** start **

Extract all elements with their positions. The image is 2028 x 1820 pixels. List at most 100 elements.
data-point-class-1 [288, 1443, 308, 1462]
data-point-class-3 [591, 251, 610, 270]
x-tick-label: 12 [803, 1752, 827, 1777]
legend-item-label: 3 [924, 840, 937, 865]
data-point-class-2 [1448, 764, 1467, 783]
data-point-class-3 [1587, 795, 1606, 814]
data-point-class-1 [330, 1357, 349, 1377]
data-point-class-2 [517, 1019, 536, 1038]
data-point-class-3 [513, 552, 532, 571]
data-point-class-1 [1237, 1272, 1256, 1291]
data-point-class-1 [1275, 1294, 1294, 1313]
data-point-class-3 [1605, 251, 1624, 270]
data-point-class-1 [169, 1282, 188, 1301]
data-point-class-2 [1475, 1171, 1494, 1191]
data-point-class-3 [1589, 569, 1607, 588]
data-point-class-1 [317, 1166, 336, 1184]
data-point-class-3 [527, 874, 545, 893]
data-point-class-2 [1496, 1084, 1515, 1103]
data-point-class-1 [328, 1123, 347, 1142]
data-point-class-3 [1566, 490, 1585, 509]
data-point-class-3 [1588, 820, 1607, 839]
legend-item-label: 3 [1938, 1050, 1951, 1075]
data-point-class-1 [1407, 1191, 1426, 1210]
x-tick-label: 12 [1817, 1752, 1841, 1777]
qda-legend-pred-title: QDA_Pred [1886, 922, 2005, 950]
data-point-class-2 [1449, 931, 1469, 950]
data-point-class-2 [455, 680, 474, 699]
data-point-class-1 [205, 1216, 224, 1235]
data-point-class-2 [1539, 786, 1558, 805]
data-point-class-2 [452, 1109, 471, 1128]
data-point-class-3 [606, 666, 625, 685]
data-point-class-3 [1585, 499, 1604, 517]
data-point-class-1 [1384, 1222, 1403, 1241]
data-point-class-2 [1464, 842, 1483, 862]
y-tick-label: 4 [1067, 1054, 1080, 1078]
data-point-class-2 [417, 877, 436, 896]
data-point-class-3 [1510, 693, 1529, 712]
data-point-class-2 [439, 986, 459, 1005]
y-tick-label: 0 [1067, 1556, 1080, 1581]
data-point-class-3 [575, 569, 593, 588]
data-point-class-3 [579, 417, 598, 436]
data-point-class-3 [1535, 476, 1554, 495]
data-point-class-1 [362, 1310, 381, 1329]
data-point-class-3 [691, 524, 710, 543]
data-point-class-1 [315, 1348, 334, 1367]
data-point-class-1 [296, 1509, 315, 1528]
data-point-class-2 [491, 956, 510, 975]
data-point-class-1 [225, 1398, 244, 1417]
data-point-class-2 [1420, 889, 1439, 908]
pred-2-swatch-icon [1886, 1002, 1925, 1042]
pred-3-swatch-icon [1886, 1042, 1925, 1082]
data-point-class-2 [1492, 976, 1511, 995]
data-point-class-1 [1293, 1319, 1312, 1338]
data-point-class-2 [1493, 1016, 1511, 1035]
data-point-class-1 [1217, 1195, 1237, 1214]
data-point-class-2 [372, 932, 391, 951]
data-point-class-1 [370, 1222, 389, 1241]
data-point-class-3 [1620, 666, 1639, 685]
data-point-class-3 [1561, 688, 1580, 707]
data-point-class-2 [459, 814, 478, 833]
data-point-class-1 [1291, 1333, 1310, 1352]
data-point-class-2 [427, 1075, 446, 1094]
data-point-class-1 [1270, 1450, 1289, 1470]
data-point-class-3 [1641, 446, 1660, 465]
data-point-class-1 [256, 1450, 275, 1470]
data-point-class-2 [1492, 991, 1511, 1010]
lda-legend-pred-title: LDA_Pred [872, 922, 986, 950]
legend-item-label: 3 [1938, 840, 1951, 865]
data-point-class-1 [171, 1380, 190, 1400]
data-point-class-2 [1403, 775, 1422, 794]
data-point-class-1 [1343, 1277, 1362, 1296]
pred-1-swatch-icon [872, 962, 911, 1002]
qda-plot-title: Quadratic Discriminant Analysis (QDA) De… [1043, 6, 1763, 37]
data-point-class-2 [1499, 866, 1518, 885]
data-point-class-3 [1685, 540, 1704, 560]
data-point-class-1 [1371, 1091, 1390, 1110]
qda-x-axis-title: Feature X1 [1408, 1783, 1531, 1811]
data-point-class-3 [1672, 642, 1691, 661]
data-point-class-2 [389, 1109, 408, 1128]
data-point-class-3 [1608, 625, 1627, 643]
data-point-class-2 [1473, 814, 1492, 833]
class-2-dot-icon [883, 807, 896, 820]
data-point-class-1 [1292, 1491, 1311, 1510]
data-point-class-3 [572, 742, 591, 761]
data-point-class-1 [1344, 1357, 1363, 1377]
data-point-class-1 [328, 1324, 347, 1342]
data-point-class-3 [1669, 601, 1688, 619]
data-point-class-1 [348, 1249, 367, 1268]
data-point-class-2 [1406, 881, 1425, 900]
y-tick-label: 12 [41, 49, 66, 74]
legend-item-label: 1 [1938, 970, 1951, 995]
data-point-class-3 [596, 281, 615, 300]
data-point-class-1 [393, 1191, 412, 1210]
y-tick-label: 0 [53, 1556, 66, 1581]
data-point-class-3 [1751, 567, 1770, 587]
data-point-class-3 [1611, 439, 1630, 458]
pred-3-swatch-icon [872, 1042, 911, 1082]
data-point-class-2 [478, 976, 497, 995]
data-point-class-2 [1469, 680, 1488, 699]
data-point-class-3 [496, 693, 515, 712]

** end **

→ GOAL: Convert the items above into a two-column Markdown table headed Row and Entry, numbering each row and putting one line in each. Leave out blank lines.

→ RESPONSE TO THIS EXERCISE:
| Row | Entry |
|---|---|
| 1 | Extract all elements with their positions. The image is 2028 x 1820 pixels. List at most 100 elements. |
| 2 | data-point-class-1 [288, 1443, 308, 1462] |
| 3 | data-point-class-3 [591, 251, 610, 270] |
| 4 | x-tick-label: 12 [803, 1752, 827, 1777] |
| 5 | legend-item-label: 3 [924, 840, 937, 865] |
| 6 | data-point-class-2 [1448, 764, 1467, 783] |
| 7 | data-point-class-3 [1587, 795, 1606, 814] |
| 8 | data-point-class-1 [330, 1357, 349, 1377] |
| 9 | data-point-class-2 [517, 1019, 536, 1038] |
| 10 | data-point-class-3 [513, 552, 532, 571] |
| 11 | data-point-class-1 [1237, 1272, 1256, 1291] |
| 12 | data-point-class-1 [1275, 1294, 1294, 1313] |
| 13 | data-point-class-3 [1605, 251, 1624, 270] |
| 14 | data-point-class-1 [169, 1282, 188, 1301] |
| 15 | data-point-class-2 [1475, 1171, 1494, 1191] |
| 16 | data-point-class-3 [1589, 569, 1607, 588] |
| 17 | data-point-class-1 [317, 1166, 336, 1184] |
| 18 | data-point-class-3 [527, 874, 545, 893] |
| 19 | data-point-class-2 [1496, 1084, 1515, 1103] |
| 20 | data-point-class-1 [328, 1123, 347, 1142] |
| 21 | data-point-class-3 [1566, 490, 1585, 509] |
| 22 | data-point-class-3 [1588, 820, 1607, 839] |
| 23 | legend-item-label: 3 [1938, 1050, 1951, 1075] |
| 24 | data-point-class-1 [1407, 1191, 1426, 1210] |
| 25 | x-tick-label: 12 [1817, 1752, 1841, 1777] |
| 26 | qda-legend-pred-title: QDA_Pred [1886, 922, 2005, 950] |
| 27 | data-point-class-2 [1449, 931, 1469, 950] |
| 28 | data-point-class-2 [455, 680, 474, 699] |
| 29 | data-point-class-1 [205, 1216, 224, 1235] |
| 30 | data-point-class-2 [1539, 786, 1558, 805] |
| 31 | data-point-class-2 [452, 1109, 471, 1128] |
| 32 | data-point-class-3 [606, 666, 625, 685] |
| 33 | data-point-class-3 [1585, 499, 1604, 517] |
| 34 | data-point-class-1 [1384, 1222, 1403, 1241] |
| 35 | data-point-class-2 [1464, 842, 1483, 862] |
| 36 | y-tick-label: 4 [1067, 1054, 1080, 1078] |
| 37 | data-point-class-2 [417, 877, 436, 896] |
| 38 | data-point-class-3 [1510, 693, 1529, 712] |
| 39 | data-point-class-2 [439, 986, 459, 1005] |
| 40 | y-tick-label: 0 [1067, 1556, 1080, 1581] |
| 41 | data-point-class-3 [575, 569, 593, 588] |
| 42 | data-point-class-3 [579, 417, 598, 436] |
| 43 | data-point-class-3 [1535, 476, 1554, 495] |
| 44 | data-point-class-1 [362, 1310, 381, 1329] |
| 45 | data-point-class-3 [691, 524, 710, 543] |
| 46 | data-point-class-1 [315, 1348, 334, 1367] |
| 47 | data-point-class-1 [296, 1509, 315, 1528] |
| 48 | data-point-class-2 [491, 956, 510, 975] |
| 49 | data-point-class-1 [225, 1398, 244, 1417] |
| 50 | data-point-class-2 [1420, 889, 1439, 908] |
| 51 | pred-2-swatch-icon [1886, 1002, 1925, 1042] |
| 52 | pred-3-swatch-icon [1886, 1042, 1925, 1082] |
| 53 | data-point-class-2 [1492, 976, 1511, 995] |
| 54 | data-point-class-1 [1293, 1319, 1312, 1338] |
| 55 | data-point-class-2 [1493, 1016, 1511, 1035] |
| 56 | data-point-class-1 [1217, 1195, 1237, 1214] |
| 57 | data-point-class-2 [372, 932, 391, 951] |
| 58 | data-point-class-1 [370, 1222, 389, 1241] |
| 59 | data-point-class-3 [1620, 666, 1639, 685] |
| 60 | data-point-class-3 [1561, 688, 1580, 707] |
| 61 | data-point-class-2 [459, 814, 478, 833] |
| 62 | data-point-class-1 [1291, 1333, 1310, 1352] |
| 63 | data-point-class-2 [427, 1075, 446, 1094] |
| 64 | data-point-class-1 [1270, 1450, 1289, 1470] |
| 65 | data-point-class-3 [1641, 446, 1660, 465] |
| 66 | data-point-class-1 [256, 1450, 275, 1470] |
| 67 | data-point-class-2 [1492, 991, 1511, 1010] |
| 68 | lda-legend-pred-title: LDA_Pred [872, 922, 986, 950] |
| 69 | legend-item-label: 3 [1938, 840, 1951, 865] |
| 70 | data-point-class-1 [171, 1380, 190, 1400] |
| 71 | data-point-class-2 [1403, 775, 1422, 794] |
| 72 | data-point-class-1 [1343, 1277, 1362, 1296] |
| 73 | pred-1-swatch-icon [872, 962, 911, 1002] |
| 74 | qda-plot-title: Quadratic Discriminant Analysis (QDA) De… [1043, 6, 1763, 37] |
| 75 | data-point-class-2 [1499, 866, 1518, 885] |
| 76 | data-point-class-3 [1685, 540, 1704, 560] |
| 77 | data-point-class-1 [1371, 1091, 1390, 1110] |
| 78 | qda-x-axis-title: Feature X1 [1408, 1783, 1531, 1811] |
| 79 | data-point-class-3 [1672, 642, 1691, 661] |
| 80 | data-point-class-2 [389, 1109, 408, 1128] |
| 81 | data-point-class-3 [1608, 625, 1627, 643] |
| 82 | data-point-class-2 [1473, 814, 1492, 833] |
| 83 | class-2-dot-icon [883, 807, 896, 820] |
| 84 | data-point-class-1 [1292, 1491, 1311, 1510] |
| 85 | data-point-class-3 [572, 742, 591, 761] |
| 86 | data-point-class-1 [1344, 1357, 1363, 1377] |
| 87 | data-point-class-1 [328, 1324, 347, 1342] |
| 88 | data-point-class-3 [1669, 601, 1688, 619] |
| 89 | data-point-class-1 [348, 1249, 367, 1268] |
| 90 | data-point-class-2 [1406, 881, 1425, 900] |
| 91 | y-tick-label: 12 [41, 49, 66, 74] |
| 92 | legend-item-label: 1 [1938, 970, 1951, 995] |
| 93 | data-point-class-3 [596, 281, 615, 300] |
| 94 | data-point-class-1 [393, 1191, 412, 1210] |
| 95 | y-tick-label: 0 [53, 1556, 66, 1581] |
| 96 | data-point-class-3 [1751, 567, 1770, 587] |
| 97 | data-point-class-3 [1611, 439, 1630, 458] |
| 98 | pred-3-swatch-icon [872, 1042, 911, 1082] |
| 99 | data-point-class-2 [478, 976, 497, 995] |
| 100 | data-point-class-2 [1469, 680, 1488, 699] |
| 101 | data-point-class-3 [496, 693, 515, 712] |